● **REQUIRED WORK**
Will you write out all the entries below exactly?

● **SOURCE RECORDS**
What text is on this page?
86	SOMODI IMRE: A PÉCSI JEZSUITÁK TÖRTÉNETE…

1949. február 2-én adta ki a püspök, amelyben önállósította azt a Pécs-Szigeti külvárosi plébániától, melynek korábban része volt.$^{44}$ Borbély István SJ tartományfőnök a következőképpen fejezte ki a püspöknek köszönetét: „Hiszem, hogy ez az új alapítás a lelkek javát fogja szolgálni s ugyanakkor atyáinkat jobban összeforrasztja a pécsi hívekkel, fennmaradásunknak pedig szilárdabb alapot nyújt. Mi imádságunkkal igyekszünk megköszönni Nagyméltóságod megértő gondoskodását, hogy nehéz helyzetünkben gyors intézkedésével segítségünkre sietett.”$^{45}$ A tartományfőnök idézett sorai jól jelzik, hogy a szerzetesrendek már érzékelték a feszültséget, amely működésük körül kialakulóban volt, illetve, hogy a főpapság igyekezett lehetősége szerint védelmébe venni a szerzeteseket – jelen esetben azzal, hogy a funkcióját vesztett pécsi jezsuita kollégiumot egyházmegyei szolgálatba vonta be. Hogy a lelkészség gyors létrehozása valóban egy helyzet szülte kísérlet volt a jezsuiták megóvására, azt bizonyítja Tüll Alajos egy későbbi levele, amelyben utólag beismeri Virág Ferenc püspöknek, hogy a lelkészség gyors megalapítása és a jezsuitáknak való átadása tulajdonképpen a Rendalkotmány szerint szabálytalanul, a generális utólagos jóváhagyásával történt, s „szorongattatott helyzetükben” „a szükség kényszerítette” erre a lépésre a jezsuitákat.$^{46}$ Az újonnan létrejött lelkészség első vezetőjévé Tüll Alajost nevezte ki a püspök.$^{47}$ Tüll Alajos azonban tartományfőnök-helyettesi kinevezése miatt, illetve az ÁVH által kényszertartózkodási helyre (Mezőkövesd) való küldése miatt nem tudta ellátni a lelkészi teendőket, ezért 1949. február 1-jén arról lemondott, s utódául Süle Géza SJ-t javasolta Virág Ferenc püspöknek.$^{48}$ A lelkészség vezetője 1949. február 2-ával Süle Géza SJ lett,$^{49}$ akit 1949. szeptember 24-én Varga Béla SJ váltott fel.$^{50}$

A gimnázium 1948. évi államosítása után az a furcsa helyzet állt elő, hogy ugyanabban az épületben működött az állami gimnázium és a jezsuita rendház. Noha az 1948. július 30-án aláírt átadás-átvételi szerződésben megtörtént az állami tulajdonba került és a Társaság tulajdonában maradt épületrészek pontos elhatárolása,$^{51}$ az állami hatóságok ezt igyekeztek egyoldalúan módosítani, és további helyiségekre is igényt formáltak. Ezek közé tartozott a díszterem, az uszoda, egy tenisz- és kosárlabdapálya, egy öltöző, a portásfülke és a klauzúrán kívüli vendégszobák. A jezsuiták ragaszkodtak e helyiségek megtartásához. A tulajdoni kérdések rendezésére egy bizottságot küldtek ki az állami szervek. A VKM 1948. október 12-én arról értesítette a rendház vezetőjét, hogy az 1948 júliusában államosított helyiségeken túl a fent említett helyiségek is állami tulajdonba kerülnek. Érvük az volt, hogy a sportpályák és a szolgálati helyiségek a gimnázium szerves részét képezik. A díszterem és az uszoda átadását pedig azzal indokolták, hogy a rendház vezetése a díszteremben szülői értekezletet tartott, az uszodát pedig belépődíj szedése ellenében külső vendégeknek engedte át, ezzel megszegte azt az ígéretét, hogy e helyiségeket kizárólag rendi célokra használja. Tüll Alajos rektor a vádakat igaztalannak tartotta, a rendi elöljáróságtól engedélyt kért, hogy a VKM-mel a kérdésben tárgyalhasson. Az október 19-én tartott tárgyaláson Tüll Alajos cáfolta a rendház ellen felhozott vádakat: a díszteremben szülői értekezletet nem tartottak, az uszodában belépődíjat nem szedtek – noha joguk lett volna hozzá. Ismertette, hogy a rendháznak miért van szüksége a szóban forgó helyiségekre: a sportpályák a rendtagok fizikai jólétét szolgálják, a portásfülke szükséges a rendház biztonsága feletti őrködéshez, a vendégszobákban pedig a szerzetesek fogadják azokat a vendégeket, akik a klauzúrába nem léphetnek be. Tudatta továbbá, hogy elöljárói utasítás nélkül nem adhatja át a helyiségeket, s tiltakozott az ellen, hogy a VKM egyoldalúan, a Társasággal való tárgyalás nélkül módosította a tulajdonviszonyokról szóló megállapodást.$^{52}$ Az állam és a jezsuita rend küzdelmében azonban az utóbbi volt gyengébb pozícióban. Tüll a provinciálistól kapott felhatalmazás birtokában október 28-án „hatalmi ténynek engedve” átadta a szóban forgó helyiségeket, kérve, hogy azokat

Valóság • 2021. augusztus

● **SOLUTION**
What text is on this page?
86	SOMODI IMRE: A PÉCSI JEZSUITÁK TÖRTÉNETE…

1949. február 2-én adta ki a püspök, amelyben önállósította azt a Pécs-Szigeti külvárosi plébániától, melynek korábban része volt.$^{44}$ Borbély István SJ tartományfőnök a következőképpen fejezte ki a püspöknek köszönetét: „Hiszem, hogy ez az új alapítás a lelkek javát fogja szolgálni s ugyanakkor atyáinkat jobban összeforrasztja a pécsi hívekkel, fennmaradásunknak pedig szilárdabb alapot nyújt. Mi imádságunkkal igyekszünk megköszönni Nagyméltóságod megértő gondoskodását, hogy nehéz helyzetünkben gyors intézkedésével segítségünkre sietett.”$^{45}$ A tartományfőnök idézett sorai jól jelzik, hogy a szerzetesrendek már érzékelték a feszültséget, amely működésük körül kialakulóban volt, illetve, hogy a főpapság igyekezett lehetősége szerint védelmébe venni a szerzeteseket – jelen esetben azzal, hogy a funkcióját vesztett pécsi jezsuita kollégiumot egyházmegyei szolgálatba vonta be. Hogy a lelkészség gyors létrehozása valóban egy helyzet szülte kísérlet volt a jezsuiták megóvására, azt bizonyítja Tüll Alajos egy későbbi levele, amelyben utólag beismeri Virág Ferenc püspöknek, hogy a lelkészség gyors megalapítása és a jezsuitáknak való átadása tulajdonképpen a Rendalkotmány szerint szabálytalanul, a generális utólagos jóváhagyásával történt, s „szorongattatott helyzetükben” „a szükség kényszerítette” erre a lépésre a jezsuitákat.$^{46}$ Az újonnan létrejött lelkészség első vezetőjévé Tüll Alajost nevezte ki a püspök.$^{47}$ Tüll Alajos azonban tartományfőnök-helyettesi kinevezése miatt, illetve az ÁVH által kényszertartózkodási helyre (Mezőkövesd) való küldése miatt nem tudta ellátni a lelkészi teendőket, ezért 1949. február 1-jén arról lemondott, s utódául Süle Géza SJ-t javasolta Virág Ferenc püspöknek.$^{48}$ A lelkészség vezetője 1949. február 2-ával Süle Géza SJ lett,$^{49}$ akit 1949. szeptember 24-én Varga Béla SJ váltott fel.$^{50}$

A gimnázium 1948. évi államosítása után az a furcsa helyzet állt elő, hogy ugyanabban az épületben működött az állami gimnázium és a jezsuita rendház. Noha az 1948. július 30-án aláírt átadás-átvételi szerződésben megtörtént az állami tulajdonba került és a Társaság tulajdonában maradt épületrészek pontos elhatárolása,$^{51}$ az állami hatóságok ezt igyekeztek egyoldalúan módosítani, és további helyiségekre is igényt formáltak. Ezek közé tartozott a díszterem, az uszoda, egy tenisz- és kosárlabdapálya, egy öltöző, a portásfülke és a klauzúrán kívüli vendégszobák. A jezsuiták ragaszkodtak e helyiségek megtartásához. A tulajdoni kérdések rendezésére egy bizottságot küldtek ki az állami szervek. A VKM 1948. október 12-én arról értesítette a rendház vezetőjét, hogy az 1948 júliusában államosított helyiségeken túl a fent említett helyiségek is állami tulajdonba kerülnek. Érvük az volt, hogy a sportpályák és a szolgálati helyiségek a gimnázium szerves részét képezik. A díszterem és az uszoda átadását pedig azzal indokolták, hogy a rendház vezetése a díszteremben szülői értekezletet tartott, az uszodát pedig belépődíj szedése ellenében külső vendégeknek engedte át, ezzel megszegte azt az ígéretét, hogy e helyiségeket kizárólag rendi célokra használja. Tüll Alajos rektor a vádakat igaztalannak tartotta, a rendi elöljáróságtól engedélyt kért, hogy a VKM-mel a kérdésben tárgyalhasson. Az október 19-én tartott tárgyaláson Tüll Alajos cáfolta a rendház ellen felhozott vádakat: a díszteremben szülői értekezletet nem tartottak, az uszodában belépődíjat nem szedtek – noha joguk lett volna hozzá. Ismertette, hogy a rendháznak miért van szüksége a szóban forgó helyiségekre: a sportpályák a rendtagok fizikai jólétét szolgálják, a portásfülke szükséges a rendház biztonsága feletti őrködéshez, a vendégszobákban pedig a szerzetesek fogadják azokat a vendégeket, akik a klauzúrába nem léphetnek be. Tudatta továbbá, hogy elöljárói utasítás nélkül nem adhatja át a helyiségeket, s tiltakozott az ellen, hogy a VKM egyoldalúan, a Társasággal való tárgyalás nélkül módosította a tulajdonviszonyokról szóló megállapodást.$^{52}$ Az állam és a jezsuita rend küzdelmében azonban az utóbbi volt gyengébb pozícióban. Tüll a provinciálistól kapott felhatalmazás birtokában október 28-án „hatalmi ténynek engedve” átadta a szóban forgó helyiségeket, kérve, hogy azokat

Valóság • 2021. augusztus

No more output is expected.